■ **Given exercise**
Will you write out all the entries below exactly?

■ **Listing**
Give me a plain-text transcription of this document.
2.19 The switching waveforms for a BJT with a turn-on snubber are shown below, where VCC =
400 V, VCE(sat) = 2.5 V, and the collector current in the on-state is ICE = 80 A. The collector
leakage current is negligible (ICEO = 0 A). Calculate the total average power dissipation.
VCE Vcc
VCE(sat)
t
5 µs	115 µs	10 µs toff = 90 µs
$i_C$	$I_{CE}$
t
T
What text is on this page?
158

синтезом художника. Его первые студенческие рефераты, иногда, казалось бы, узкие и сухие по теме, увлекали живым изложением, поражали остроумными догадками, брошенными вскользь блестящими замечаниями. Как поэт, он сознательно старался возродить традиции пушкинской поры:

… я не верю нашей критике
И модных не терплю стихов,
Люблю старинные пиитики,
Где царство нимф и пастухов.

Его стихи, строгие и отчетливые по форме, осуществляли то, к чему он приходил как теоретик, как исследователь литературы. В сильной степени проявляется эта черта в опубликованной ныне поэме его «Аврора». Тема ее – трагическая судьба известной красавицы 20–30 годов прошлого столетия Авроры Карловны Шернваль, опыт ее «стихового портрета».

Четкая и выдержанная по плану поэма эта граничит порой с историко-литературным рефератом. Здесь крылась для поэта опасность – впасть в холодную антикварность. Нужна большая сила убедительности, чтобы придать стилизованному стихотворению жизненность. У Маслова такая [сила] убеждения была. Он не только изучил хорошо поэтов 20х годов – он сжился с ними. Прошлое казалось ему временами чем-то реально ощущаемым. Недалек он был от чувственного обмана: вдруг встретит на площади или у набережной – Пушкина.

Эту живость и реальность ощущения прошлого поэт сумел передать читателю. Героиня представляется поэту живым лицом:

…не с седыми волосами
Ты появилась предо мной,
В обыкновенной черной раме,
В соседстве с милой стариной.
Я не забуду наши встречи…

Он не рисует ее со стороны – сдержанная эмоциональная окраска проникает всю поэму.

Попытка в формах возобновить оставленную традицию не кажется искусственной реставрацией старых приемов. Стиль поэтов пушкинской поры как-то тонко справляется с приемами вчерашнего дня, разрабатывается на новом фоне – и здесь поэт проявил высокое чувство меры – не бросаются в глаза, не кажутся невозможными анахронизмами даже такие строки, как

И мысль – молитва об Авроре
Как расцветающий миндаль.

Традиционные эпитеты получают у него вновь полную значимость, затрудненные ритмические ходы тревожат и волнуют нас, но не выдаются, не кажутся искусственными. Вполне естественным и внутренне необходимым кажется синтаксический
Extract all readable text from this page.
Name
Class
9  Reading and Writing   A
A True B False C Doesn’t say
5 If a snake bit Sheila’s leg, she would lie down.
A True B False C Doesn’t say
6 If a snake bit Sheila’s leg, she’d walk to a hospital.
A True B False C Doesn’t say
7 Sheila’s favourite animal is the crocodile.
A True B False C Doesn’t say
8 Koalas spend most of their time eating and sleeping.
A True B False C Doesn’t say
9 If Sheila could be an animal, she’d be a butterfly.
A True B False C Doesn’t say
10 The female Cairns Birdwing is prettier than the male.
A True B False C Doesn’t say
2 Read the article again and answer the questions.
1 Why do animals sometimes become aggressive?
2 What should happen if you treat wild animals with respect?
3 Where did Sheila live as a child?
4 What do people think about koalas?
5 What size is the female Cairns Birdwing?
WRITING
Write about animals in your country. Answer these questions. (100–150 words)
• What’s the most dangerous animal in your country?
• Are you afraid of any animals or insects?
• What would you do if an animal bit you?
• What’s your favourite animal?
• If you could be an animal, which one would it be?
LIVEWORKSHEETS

■ **Solution for this exercise**
Give me a plain-text transcription of this document.
2.19 The switching waveforms for a BJT with a turn-on snubber are shown below, where VCC =
400 V, VCE(sat) = 2.5 V, and the collector current in the on-state is ICE = 80 A. The collector
leakage current is negligible (ICEO = 0 A). Calculate the total average power dissipation.
VCE Vcc
VCE(sat)
t
5 µs	115 µs	10 µs toff = 90 µs
$i_C$	$I_{CE}$
t
T
What text is on this page?
158

синтезом художника. Его первые студенческие рефераты, иногда, казалось бы, узкие и сухие по теме, увлекали живым изложением, поражали остроумными догадками, брошенными вскользь блестящими замечаниями. Как поэт, он сознательно старался возродить традиции пушкинской поры:

… я не верю нашей критике
И модных не терплю стихов,
Люблю старинные пиитики,
Где царство нимф и пастухов.

Его стихи, строгие и отчетливые по форме, осуществляли то, к чему он приходил как теоретик, как исследователь литературы. В сильной степени проявляется эта черта в опубликованной ныне поэме его «Аврора». Тема ее – трагическая судьба известной красавицы 20–30 годов прошлого столетия Авроры Карловны Шернваль, опыт ее «стихового портрета».

Четкая и выдержанная по плану поэма эта граничит порой с историко-литературным рефератом. Здесь крылась для поэта опасность – впасть в холодную антикварность. Нужна большая сила убедительности, чтобы придать стилизованному стихотворению жизненность. У Маслова такая [сила] убеждения была. Он не только изучил хорошо поэтов 20х годов – он сжился с ними. Прошлое казалось ему временами чем-то реально ощущаемым. Недалек он был от чувственного обмана: вдруг встретит на площади или у набережной – Пушкина.

Эту живость и реальность ощущения прошлого поэт сумел передать читателю. Героиня представляется поэту живым лицом:

…не с седыми волосами
Ты появилась предо мной,
В обыкновенной черной раме,
В соседстве с милой стариной.
Я не забуду наши встречи…

Он не рисует ее со стороны – сдержанная эмоциональная окраска проникает всю поэму.

Попытка в формах возобновить оставленную традицию не кажется искусственной реставрацией старых приемов. Стиль поэтов пушкинской поры как-то тонко справляется с приемами вчерашнего дня, разрабатывается на новом фоне – и здесь поэт проявил высокое чувство меры – не бросаются в глаза, не кажутся невозможными анахронизмами даже такие строки, как

И мысль – молитва об Авроре
Как расцветающий миндаль.

Традиционные эпитеты получают у него вновь полную значимость, затрудненные ритмические ходы тревожат и волнуют нас, но не выдаются, не кажутся искусственными. Вполне естественным и внутренне необходимым кажется синтаксический
Extract all readable text from this page.
Name
Class
9  Reading and Writing   A
A True B False C Doesn’t say
5 If a snake bit Sheila’s leg, she would lie down.
A True B False C Doesn’t say
6 If a snake bit Sheila’s leg, she’d walk to a hospital.
A True B False C Doesn’t say
7 Sheila’s favourite animal is the crocodile.
A True B False C Doesn’t say
8 Koalas spend most of their time eating and sleeping.
A True B False C Doesn’t say
9 If Sheila could be an animal, she’d be a butterfly.
A True B False C Doesn’t say
10 The female Cairns Birdwing is prettier than the male.
A True B False C Doesn’t say
2 Read the article again and answer the questions.
1 Why do animals sometimes become aggressive?
2 What should happen if you treat wild animals with respect?
3 Where did Sheila live as a child?
4 What do people think about koalas?
5 What size is the female Cairns Birdwing?
WRITING
Write about animals in your country. Answer these questions. (100–150 words)
• What’s the most dangerous animal in your country?
• Are you afraid of any animals or insects?
• What would you do if an animal bit you?
• What’s your favourite animal?
• If you could be an animal, which one would it be?
LIVEWORKSHEETS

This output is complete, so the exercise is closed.